— Exercise details —
Identify each line containing the word "this" and copy it.

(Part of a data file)
— BEGIN —

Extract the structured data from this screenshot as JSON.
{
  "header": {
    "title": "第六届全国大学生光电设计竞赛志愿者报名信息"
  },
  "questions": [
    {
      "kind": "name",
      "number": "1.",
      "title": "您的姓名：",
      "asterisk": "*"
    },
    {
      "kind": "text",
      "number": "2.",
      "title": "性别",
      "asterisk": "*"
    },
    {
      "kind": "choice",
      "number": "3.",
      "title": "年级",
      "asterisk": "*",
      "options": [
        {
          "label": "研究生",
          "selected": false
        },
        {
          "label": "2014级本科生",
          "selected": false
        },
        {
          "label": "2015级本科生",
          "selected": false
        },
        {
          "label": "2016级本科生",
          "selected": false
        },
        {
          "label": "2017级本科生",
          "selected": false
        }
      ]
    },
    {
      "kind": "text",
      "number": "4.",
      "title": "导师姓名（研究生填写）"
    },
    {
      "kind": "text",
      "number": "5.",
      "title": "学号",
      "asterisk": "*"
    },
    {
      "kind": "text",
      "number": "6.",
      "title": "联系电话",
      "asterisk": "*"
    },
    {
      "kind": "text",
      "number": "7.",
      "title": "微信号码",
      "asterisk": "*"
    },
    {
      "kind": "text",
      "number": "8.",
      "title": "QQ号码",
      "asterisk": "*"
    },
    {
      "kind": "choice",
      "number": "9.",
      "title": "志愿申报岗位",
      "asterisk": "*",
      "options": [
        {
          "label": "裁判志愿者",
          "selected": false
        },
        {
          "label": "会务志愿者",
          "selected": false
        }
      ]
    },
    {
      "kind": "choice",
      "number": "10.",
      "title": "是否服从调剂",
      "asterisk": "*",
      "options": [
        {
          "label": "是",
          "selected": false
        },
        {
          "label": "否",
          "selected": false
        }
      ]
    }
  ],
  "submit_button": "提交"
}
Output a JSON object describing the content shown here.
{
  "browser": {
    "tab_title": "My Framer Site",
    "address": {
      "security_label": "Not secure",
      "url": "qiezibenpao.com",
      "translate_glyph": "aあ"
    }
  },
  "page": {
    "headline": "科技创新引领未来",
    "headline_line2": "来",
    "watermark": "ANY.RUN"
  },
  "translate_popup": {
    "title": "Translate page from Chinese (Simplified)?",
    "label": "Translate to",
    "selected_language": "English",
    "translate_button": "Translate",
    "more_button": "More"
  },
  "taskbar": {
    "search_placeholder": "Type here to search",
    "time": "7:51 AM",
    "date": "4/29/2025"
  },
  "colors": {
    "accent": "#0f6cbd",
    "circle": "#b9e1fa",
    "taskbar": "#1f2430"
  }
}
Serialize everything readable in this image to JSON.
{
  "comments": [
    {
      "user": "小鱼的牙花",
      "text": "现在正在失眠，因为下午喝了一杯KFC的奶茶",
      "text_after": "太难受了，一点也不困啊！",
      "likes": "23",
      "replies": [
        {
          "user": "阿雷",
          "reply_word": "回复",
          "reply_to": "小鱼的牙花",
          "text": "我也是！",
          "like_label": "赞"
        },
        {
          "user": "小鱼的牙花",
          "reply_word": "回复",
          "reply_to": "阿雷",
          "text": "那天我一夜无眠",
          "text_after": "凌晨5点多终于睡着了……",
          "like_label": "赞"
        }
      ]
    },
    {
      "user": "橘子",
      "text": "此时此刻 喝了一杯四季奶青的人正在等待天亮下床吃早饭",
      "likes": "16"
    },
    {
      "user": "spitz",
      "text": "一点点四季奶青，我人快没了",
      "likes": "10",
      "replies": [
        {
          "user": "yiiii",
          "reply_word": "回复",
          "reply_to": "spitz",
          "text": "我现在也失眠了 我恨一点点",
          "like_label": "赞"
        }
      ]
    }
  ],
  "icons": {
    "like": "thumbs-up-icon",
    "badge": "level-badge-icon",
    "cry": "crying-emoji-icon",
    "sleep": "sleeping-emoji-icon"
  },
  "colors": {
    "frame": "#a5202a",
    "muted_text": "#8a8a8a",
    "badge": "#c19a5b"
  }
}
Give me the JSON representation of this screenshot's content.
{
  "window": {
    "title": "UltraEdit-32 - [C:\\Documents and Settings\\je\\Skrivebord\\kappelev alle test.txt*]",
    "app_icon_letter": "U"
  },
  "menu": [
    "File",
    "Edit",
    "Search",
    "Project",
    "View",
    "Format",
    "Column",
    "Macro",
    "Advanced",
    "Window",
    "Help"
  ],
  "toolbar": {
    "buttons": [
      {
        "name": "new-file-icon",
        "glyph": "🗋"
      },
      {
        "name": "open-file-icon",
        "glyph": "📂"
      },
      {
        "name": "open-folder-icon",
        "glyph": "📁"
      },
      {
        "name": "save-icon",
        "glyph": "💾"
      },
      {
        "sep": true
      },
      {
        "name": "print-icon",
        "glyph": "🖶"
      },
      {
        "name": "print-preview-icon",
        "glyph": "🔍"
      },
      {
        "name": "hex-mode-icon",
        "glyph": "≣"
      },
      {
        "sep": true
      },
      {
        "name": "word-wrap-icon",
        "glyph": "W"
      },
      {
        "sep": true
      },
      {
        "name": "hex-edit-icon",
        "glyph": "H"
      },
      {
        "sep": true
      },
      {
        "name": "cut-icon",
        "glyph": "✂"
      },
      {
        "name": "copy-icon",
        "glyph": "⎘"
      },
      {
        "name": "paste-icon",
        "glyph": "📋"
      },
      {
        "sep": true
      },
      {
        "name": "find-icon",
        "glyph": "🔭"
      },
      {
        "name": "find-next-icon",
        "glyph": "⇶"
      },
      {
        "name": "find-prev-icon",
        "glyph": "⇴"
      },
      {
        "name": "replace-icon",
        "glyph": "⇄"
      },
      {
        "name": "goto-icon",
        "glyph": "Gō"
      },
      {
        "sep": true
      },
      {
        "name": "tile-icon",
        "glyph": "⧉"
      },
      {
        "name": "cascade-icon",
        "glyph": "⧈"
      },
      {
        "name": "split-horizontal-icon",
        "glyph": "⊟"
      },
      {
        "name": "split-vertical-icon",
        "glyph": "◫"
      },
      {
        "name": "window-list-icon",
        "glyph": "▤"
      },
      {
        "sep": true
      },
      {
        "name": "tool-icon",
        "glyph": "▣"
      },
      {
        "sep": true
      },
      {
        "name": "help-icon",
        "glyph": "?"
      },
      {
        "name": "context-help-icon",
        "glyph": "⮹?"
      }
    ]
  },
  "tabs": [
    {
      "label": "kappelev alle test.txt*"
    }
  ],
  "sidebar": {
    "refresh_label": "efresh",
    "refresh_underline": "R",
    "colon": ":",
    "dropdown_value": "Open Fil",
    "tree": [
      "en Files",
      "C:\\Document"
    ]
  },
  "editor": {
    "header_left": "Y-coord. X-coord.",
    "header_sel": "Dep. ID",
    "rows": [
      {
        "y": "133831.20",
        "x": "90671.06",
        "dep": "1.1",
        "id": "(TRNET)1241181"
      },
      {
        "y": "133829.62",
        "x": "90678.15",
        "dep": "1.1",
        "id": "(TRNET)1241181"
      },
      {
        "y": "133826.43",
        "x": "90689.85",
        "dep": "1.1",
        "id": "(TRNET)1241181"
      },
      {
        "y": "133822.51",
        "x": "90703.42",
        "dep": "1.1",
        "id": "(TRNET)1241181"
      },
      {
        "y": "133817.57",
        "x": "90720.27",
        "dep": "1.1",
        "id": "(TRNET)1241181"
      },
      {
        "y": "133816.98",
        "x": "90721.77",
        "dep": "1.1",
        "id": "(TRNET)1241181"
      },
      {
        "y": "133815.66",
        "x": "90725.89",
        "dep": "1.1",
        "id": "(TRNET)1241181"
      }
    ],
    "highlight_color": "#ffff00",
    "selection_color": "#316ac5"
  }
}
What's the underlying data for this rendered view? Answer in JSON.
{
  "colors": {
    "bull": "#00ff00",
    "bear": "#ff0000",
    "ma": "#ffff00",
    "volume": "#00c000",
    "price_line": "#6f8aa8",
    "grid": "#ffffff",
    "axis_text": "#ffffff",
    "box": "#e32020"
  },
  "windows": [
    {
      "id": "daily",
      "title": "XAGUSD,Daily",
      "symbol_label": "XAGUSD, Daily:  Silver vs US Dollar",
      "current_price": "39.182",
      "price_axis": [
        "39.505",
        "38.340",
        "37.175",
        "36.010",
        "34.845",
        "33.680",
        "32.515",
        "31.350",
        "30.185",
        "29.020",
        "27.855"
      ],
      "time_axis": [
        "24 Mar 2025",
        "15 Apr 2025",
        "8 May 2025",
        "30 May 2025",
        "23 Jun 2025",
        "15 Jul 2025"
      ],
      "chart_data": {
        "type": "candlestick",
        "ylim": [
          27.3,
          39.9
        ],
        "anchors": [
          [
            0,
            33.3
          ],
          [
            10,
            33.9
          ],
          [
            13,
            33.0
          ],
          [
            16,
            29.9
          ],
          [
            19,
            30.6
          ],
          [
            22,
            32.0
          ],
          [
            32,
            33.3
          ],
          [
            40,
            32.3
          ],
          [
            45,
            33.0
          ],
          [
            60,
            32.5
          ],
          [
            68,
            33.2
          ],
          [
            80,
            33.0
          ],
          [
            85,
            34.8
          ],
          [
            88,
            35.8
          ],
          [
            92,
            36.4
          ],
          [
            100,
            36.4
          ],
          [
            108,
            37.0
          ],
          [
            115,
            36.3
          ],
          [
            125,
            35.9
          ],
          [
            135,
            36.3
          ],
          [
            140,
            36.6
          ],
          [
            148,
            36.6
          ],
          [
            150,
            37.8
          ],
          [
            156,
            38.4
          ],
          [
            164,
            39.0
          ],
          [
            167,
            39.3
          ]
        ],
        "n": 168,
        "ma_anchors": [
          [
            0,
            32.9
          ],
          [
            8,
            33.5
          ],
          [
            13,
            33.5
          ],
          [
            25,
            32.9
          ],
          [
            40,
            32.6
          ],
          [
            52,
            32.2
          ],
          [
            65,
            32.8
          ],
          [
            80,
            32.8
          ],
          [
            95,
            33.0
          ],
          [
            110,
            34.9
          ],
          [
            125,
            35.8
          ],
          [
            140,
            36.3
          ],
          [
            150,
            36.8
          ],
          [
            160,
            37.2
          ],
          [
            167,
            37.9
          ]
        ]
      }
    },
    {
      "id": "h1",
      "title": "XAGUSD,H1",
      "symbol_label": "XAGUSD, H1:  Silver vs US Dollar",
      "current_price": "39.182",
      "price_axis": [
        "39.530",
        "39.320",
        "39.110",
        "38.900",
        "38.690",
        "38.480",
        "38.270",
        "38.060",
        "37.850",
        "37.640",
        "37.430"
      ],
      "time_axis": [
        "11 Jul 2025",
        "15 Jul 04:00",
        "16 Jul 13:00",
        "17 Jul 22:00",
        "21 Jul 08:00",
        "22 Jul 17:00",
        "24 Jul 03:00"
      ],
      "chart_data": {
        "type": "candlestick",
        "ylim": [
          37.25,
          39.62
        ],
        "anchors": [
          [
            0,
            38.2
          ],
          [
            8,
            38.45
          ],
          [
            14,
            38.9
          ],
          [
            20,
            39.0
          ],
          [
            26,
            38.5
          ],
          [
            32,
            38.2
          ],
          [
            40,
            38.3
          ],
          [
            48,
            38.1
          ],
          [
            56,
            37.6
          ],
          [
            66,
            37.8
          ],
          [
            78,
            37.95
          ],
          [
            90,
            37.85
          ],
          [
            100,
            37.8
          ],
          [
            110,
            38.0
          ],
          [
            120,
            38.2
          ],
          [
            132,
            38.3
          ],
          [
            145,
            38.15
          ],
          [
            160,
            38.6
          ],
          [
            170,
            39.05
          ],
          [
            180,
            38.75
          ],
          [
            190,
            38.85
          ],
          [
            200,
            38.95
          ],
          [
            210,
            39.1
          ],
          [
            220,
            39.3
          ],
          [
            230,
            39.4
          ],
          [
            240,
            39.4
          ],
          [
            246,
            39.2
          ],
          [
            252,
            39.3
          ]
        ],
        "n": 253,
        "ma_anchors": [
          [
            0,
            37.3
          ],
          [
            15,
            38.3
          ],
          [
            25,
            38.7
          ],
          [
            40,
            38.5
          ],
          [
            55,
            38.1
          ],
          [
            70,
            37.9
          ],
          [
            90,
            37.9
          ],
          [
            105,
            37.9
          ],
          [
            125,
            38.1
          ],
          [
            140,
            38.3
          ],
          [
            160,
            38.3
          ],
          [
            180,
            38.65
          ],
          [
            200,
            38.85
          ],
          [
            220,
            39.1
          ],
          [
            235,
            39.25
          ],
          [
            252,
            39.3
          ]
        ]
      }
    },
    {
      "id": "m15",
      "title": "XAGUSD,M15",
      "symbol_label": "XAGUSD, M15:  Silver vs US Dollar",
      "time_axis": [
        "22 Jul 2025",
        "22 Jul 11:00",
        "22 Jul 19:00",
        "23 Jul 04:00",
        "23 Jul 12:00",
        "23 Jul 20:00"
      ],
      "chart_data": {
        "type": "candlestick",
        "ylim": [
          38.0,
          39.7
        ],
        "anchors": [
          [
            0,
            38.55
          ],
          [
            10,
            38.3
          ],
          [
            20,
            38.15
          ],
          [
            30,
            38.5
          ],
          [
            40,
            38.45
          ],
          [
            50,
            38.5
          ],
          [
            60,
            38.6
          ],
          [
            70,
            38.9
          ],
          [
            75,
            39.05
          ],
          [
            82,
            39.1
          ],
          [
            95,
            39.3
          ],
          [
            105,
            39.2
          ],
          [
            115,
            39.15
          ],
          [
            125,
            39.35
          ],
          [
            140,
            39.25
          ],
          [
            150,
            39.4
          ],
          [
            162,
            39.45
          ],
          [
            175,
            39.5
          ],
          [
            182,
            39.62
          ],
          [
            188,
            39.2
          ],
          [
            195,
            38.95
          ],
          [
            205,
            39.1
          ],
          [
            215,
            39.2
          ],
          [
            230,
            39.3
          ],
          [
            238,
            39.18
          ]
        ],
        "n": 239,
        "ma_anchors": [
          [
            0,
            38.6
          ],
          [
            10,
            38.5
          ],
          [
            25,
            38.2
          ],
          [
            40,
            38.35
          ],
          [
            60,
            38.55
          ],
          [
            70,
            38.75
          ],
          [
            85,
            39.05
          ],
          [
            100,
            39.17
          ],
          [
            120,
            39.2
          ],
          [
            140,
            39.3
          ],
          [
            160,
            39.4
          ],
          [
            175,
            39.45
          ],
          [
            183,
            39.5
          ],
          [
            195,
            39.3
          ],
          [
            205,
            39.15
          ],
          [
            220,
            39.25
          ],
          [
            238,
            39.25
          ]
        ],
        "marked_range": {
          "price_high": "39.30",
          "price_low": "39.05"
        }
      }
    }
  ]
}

— END —

— Exercise output —
Extract the structured data from this screenshot as JSON.
Serialize everything readable in this image to JSON.
Give me the JSON representation of this screenshot's content.
What's the underlying data for this rendered view? Answer in JSON.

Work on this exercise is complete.